## Activity
Reply with nothing but the number of lines in the data below where the word "ylabel" occurs.
[[ Supplied information open ]]
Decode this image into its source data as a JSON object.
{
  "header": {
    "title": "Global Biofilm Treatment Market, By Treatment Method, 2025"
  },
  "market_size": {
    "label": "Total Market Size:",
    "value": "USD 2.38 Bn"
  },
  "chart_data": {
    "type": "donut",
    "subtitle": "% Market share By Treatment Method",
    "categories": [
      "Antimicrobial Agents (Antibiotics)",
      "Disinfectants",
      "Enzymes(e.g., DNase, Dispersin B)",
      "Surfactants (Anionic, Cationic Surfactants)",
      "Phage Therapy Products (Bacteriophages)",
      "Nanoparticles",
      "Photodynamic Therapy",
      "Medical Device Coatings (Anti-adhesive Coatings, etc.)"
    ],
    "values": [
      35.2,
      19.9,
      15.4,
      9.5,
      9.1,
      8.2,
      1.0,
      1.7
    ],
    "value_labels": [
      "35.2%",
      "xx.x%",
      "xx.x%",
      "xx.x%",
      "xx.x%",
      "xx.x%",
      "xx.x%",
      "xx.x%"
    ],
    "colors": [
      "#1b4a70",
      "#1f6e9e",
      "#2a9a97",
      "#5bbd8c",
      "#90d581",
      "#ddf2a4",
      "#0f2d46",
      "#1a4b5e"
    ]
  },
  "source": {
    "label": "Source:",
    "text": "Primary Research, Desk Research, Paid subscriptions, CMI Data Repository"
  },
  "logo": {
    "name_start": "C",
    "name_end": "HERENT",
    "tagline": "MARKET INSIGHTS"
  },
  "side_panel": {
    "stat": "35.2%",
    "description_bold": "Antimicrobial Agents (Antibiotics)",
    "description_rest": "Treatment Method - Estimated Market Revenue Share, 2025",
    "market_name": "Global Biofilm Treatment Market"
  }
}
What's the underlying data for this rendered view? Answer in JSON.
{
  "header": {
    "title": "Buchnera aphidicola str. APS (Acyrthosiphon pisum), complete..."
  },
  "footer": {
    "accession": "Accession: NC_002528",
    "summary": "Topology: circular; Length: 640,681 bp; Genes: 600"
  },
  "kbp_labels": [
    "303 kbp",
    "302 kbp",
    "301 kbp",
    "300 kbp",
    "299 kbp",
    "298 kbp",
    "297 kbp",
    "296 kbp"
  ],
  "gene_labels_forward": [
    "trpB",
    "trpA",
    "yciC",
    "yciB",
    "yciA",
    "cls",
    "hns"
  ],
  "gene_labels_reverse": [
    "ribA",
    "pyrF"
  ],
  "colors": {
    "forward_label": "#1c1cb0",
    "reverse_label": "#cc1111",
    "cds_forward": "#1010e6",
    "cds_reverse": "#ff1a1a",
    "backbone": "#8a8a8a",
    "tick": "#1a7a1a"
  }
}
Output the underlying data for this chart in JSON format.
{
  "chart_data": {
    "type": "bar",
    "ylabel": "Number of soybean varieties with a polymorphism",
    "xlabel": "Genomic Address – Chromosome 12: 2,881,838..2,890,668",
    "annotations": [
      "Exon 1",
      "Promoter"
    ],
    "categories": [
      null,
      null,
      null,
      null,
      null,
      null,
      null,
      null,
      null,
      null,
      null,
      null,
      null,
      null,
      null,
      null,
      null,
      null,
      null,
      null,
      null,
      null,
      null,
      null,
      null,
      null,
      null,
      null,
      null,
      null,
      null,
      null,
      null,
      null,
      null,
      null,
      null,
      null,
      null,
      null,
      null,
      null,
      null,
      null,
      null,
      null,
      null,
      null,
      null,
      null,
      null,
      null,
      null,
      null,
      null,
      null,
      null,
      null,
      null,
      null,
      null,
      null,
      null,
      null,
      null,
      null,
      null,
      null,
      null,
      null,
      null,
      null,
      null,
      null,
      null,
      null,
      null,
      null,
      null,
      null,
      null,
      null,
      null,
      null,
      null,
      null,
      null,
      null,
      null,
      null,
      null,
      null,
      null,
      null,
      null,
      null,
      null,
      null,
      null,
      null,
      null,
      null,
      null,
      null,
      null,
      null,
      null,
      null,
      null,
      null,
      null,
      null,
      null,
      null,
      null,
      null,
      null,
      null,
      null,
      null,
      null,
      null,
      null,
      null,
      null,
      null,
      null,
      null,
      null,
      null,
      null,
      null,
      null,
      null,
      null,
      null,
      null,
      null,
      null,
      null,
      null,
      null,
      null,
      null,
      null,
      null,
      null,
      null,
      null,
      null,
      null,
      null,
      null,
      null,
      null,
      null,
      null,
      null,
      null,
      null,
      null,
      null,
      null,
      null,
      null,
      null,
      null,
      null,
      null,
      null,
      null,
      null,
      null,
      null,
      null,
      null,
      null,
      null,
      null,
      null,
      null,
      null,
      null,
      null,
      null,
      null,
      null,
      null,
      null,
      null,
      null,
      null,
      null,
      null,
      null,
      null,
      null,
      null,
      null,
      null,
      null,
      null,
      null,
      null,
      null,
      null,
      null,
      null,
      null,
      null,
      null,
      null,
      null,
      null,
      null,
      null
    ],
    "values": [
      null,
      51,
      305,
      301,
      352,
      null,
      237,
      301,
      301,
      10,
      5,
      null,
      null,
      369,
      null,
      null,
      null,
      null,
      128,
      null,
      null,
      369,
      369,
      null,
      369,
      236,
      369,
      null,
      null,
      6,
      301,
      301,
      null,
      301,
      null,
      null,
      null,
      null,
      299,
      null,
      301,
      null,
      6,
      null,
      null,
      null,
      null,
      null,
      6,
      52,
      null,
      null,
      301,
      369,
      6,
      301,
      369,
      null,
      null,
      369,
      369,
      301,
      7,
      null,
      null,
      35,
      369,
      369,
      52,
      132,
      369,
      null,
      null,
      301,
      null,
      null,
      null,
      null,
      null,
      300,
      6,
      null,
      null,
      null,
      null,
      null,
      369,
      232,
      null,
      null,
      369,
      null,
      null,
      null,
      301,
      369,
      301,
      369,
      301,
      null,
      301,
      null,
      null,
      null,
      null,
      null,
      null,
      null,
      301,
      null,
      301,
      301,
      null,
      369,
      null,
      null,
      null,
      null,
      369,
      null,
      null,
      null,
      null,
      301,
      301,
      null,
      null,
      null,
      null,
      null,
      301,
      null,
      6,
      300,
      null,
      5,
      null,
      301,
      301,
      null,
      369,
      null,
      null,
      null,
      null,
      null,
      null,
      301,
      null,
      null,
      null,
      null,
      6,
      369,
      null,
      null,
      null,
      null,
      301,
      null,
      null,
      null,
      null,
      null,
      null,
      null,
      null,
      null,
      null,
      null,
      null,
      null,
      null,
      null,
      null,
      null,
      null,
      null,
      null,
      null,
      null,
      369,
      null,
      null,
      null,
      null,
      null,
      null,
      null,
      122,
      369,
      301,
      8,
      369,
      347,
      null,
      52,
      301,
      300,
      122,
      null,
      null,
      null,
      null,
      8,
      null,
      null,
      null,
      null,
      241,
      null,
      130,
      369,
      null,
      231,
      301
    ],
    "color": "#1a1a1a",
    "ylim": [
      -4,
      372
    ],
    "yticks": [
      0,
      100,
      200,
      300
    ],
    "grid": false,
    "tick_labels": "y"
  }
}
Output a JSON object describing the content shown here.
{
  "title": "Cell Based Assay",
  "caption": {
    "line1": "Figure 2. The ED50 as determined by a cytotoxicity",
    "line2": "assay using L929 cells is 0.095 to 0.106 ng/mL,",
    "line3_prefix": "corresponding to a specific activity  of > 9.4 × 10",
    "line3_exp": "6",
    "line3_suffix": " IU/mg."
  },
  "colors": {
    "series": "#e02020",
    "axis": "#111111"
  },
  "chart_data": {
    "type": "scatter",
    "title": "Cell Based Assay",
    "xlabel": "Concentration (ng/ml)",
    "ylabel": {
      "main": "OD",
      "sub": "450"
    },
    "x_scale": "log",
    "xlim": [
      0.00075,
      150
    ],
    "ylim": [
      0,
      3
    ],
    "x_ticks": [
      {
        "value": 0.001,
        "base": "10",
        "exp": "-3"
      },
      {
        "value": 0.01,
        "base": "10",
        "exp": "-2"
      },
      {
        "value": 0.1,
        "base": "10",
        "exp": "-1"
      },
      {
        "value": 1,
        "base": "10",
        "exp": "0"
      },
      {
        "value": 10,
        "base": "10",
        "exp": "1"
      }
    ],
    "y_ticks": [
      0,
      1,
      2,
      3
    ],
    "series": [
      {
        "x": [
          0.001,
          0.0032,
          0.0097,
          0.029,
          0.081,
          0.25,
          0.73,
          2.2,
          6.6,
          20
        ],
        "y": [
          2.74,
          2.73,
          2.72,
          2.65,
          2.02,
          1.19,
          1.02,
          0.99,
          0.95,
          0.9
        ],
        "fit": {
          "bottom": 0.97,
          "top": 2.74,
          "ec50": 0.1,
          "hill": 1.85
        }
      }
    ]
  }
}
[[ Supplied information closed ]]
## Result of this task
2